Problem details: List all lines of the data containing the word "HelloWorld".

Stored data entries:
· · · · · · ·
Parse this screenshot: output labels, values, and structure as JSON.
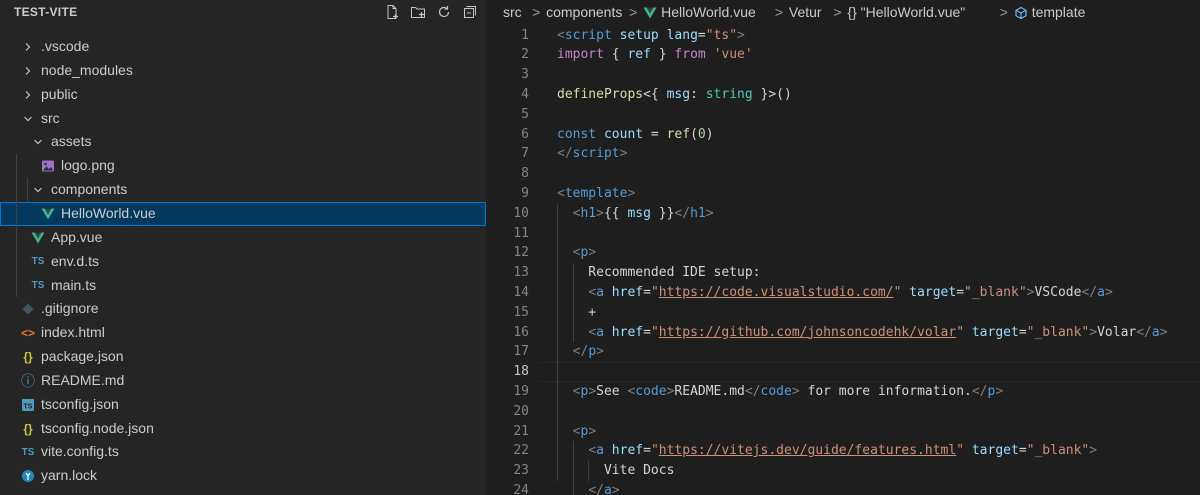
{
  "explorer": {
    "title": "TEST-VITE",
    "actions": [
      "new-file-icon",
      "new-folder-icon",
      "refresh-icon",
      "collapse-all-icon"
    ],
    "tree": [
      {
        "label": ".vscode",
        "type": "folder",
        "expanded": false,
        "depth": 0
      },
      {
        "label": "node_modules",
        "type": "folder",
        "expanded": false,
        "depth": 0
      },
      {
        "label": "public",
        "type": "folder",
        "expanded": false,
        "depth": 0
      },
      {
        "label": "src",
        "type": "folder",
        "expanded": true,
        "depth": 0
      },
      {
        "label": "assets",
        "type": "folder",
        "expanded": true,
        "depth": 1
      },
      {
        "label": "logo.png",
        "type": "file",
        "icon": "image-file-icon",
        "depth": 2
      },
      {
        "label": "components",
        "type": "folder",
        "expanded": true,
        "depth": 1
      },
      {
        "label": "HelloWorld.vue",
        "type": "file",
        "icon": "vue-file-icon",
        "depth": 2,
        "selected": true
      },
      {
        "label": "App.vue",
        "type": "file",
        "icon": "vue-file-icon",
        "depth": 1
      },
      {
        "label": "env.d.ts",
        "type": "file",
        "icon": "ts-file-icon",
        "icon_text": "TS",
        "depth": 1
      },
      {
        "label": "main.ts",
        "type": "file",
        "icon": "ts-file-icon",
        "icon_text": "TS",
        "depth": 1
      },
      {
        "label": ".gitignore",
        "type": "file",
        "icon": "git-file-icon",
        "depth": 0
      },
      {
        "label": "index.html",
        "type": "file",
        "icon": "html-file-icon",
        "icon_text": "<>",
        "depth": 0
      },
      {
        "label": "package.json",
        "type": "file",
        "icon": "json-file-icon",
        "icon_text": "{}",
        "depth": 0
      },
      {
        "label": "README.md",
        "type": "file",
        "icon": "info-file-icon",
        "icon_text": "ⓘ",
        "depth": 0
      },
      {
        "label": "tsconfig.json",
        "type": "file",
        "icon": "tsconfig-file-icon",
        "icon_text": "TS",
        "depth": 0
      },
      {
        "label": "tsconfig.node.json",
        "type": "file",
        "icon": "json-file-icon",
        "icon_text": "{}",
        "depth": 0
      },
      {
        "label": "vite.config.ts",
        "type": "file",
        "icon": "ts-file-icon",
        "icon_text": "TS",
        "depth": 0
      },
      {
        "label": "yarn.lock",
        "type": "file",
        "icon": "yarn-file-icon",
        "depth": 0
      }
    ]
  },
  "breadcrumb": {
    "items": [
      "src",
      "components",
      "HelloWorld.vue",
      "Vetur",
      "{} \"HelloWorld.vue\"",
      "template"
    ],
    "separator": ">"
  },
  "editor": {
    "active_line": 18,
    "lines": [
      {
        "n": "1",
        "tokens": [
          [
            "tag",
            "<"
          ],
          [
            "tn",
            "script"
          ],
          [
            "txt",
            " "
          ],
          [
            "attr",
            "setup"
          ],
          [
            "txt",
            " "
          ],
          [
            "attr",
            "lang"
          ],
          [
            "txt",
            "="
          ],
          [
            "str",
            "\"ts\""
          ],
          [
            "tag",
            ">"
          ]
        ]
      },
      {
        "n": "2",
        "tokens": [
          [
            "kw",
            "import"
          ],
          [
            "txt",
            " { "
          ],
          [
            "attr",
            "ref"
          ],
          [
            "txt",
            " } "
          ],
          [
            "kw",
            "from"
          ],
          [
            "txt",
            " "
          ],
          [
            "str",
            "'vue'"
          ]
        ]
      },
      {
        "n": "3",
        "tokens": []
      },
      {
        "n": "4",
        "tokens": [
          [
            "fn",
            "defineProps"
          ],
          [
            "txt",
            "<{ "
          ],
          [
            "attr",
            "msg"
          ],
          [
            "txt",
            ": "
          ],
          [
            "type",
            "string"
          ],
          [
            "txt",
            " }>()"
          ]
        ]
      },
      {
        "n": "5",
        "tokens": []
      },
      {
        "n": "6",
        "tokens": [
          [
            "const",
            "const"
          ],
          [
            "txt",
            " "
          ],
          [
            "attr",
            "count"
          ],
          [
            "txt",
            " = "
          ],
          [
            "fn",
            "ref"
          ],
          [
            "txt",
            "("
          ],
          [
            "num",
            "0"
          ],
          [
            "txt",
            ")"
          ]
        ]
      },
      {
        "n": "7",
        "tokens": [
          [
            "tag",
            "</"
          ],
          [
            "tn",
            "script"
          ],
          [
            "tag",
            ">"
          ]
        ]
      },
      {
        "n": "8",
        "tokens": []
      },
      {
        "n": "9",
        "tokens": [
          [
            "tag",
            "<"
          ],
          [
            "tn",
            "template"
          ],
          [
            "tag",
            ">"
          ]
        ]
      },
      {
        "n": "10",
        "tokens": [
          [
            "txt",
            "  "
          ],
          [
            "tag",
            "<"
          ],
          [
            "tn",
            "h1"
          ],
          [
            "tag",
            ">"
          ],
          [
            "txt",
            "{{ "
          ],
          [
            "attr",
            "msg"
          ],
          [
            "txt",
            " }}"
          ],
          [
            "tag",
            "</"
          ],
          [
            "tn",
            "h1"
          ],
          [
            "tag",
            ">"
          ]
        ]
      },
      {
        "n": "11",
        "tokens": []
      },
      {
        "n": "12",
        "tokens": [
          [
            "txt",
            "  "
          ],
          [
            "tag",
            "<"
          ],
          [
            "tn",
            "p"
          ],
          [
            "tag",
            ">"
          ]
        ]
      },
      {
        "n": "13",
        "tokens": [
          [
            "txt",
            "    Recommended IDE setup:"
          ]
        ]
      },
      {
        "n": "14",
        "tokens": [
          [
            "txt",
            "    "
          ],
          [
            "tag",
            "<"
          ],
          [
            "tn",
            "a"
          ],
          [
            "txt",
            " "
          ],
          [
            "attr",
            "href"
          ],
          [
            "txt",
            "="
          ],
          [
            "str",
            "\""
          ],
          [
            "link",
            "https://code.visualstudio.com/"
          ],
          [
            "str",
            "\""
          ],
          [
            "txt",
            " "
          ],
          [
            "attr",
            "target"
          ],
          [
            "txt",
            "="
          ],
          [
            "str",
            "\"_blank\""
          ],
          [
            "tag",
            ">"
          ],
          [
            "txt",
            "VSCode"
          ],
          [
            "tag",
            "</"
          ],
          [
            "tn",
            "a"
          ],
          [
            "tag",
            ">"
          ]
        ]
      },
      {
        "n": "15",
        "tokens": [
          [
            "txt",
            "    +"
          ]
        ]
      },
      {
        "n": "16",
        "tokens": [
          [
            "txt",
            "    "
          ],
          [
            "tag",
            "<"
          ],
          [
            "tn",
            "a"
          ],
          [
            "txt",
            " "
          ],
          [
            "attr",
            "href"
          ],
          [
            "txt",
            "="
          ],
          [
            "str",
            "\""
          ],
          [
            "link",
            "https://github.com/johnsoncodehk/volar"
          ],
          [
            "str",
            "\""
          ],
          [
            "txt",
            " "
          ],
          [
            "attr",
            "target"
          ],
          [
            "txt",
            "="
          ],
          [
            "str",
            "\"_blank\""
          ],
          [
            "tag",
            ">"
          ],
          [
            "txt",
            "Volar"
          ],
          [
            "tag",
            "</"
          ],
          [
            "tn",
            "a"
          ],
          [
            "tag",
            ">"
          ]
        ]
      },
      {
        "n": "17",
        "tokens": [
          [
            "txt",
            "  "
          ],
          [
            "tag",
            "</"
          ],
          [
            "tn",
            "p"
          ],
          [
            "tag",
            ">"
          ]
        ]
      },
      {
        "n": "18",
        "tokens": []
      },
      {
        "n": "19",
        "tokens": [
          [
            "txt",
            "  "
          ],
          [
            "tag",
            "<"
          ],
          [
            "tn",
            "p"
          ],
          [
            "tag",
            ">"
          ],
          [
            "txt",
            "See "
          ],
          [
            "tag",
            "<"
          ],
          [
            "tn",
            "code"
          ],
          [
            "tag",
            ">"
          ],
          [
            "txt",
            "README.md"
          ],
          [
            "tag",
            "</"
          ],
          [
            "tn",
            "code"
          ],
          [
            "tag",
            ">"
          ],
          [
            "txt",
            " for more information."
          ],
          [
            "tag",
            "</"
          ],
          [
            "tn",
            "p"
          ],
          [
            "tag",
            ">"
          ]
        ]
      },
      {
        "n": "20",
        "tokens": []
      },
      {
        "n": "21",
        "tokens": [
          [
            "txt",
            "  "
          ],
          [
            "tag",
            "<"
          ],
          [
            "tn",
            "p"
          ],
          [
            "tag",
            ">"
          ]
        ]
      },
      {
        "n": "22",
        "tokens": [
          [
            "txt",
            "    "
          ],
          [
            "tag",
            "<"
          ],
          [
            "tn",
            "a"
          ],
          [
            "txt",
            " "
          ],
          [
            "attr",
            "href"
          ],
          [
            "txt",
            "="
          ],
          [
            "str",
            "\""
          ],
          [
            "link",
            "https://vitejs.dev/guide/features.html"
          ],
          [
            "str",
            "\""
          ],
          [
            "txt",
            " "
          ],
          [
            "attr",
            "target"
          ],
          [
            "txt",
            "="
          ],
          [
            "str",
            "\"_blank\""
          ],
          [
            "tag",
            ">"
          ]
        ]
      },
      {
        "n": "23",
        "tokens": [
          [
            "txt",
            "      Vite Docs"
          ]
        ]
      },
      {
        "n": "24",
        "tokens": [
          [
            "txt",
            "    "
          ],
          [
            "tag",
            "</"
          ],
          [
            "tn",
            "a"
          ],
          [
            "tag",
            ">"
          ]
        ]
      }
    ]
  },
  "colors": {
    "sidebar_bg": "#252526",
    "editor_bg": "#1e1e1e",
    "selection_bg": "#04395e",
    "selection_border": "#0078d4",
    "vue_green": "#41b883",
    "ts_blue": "#519aba"
  }
}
· · · · · · ·
Answer for this exercise:
        "label": "HelloWorld.vue",
      "HelloWorld.vue",
      "{} \"HelloWorld.vue\"",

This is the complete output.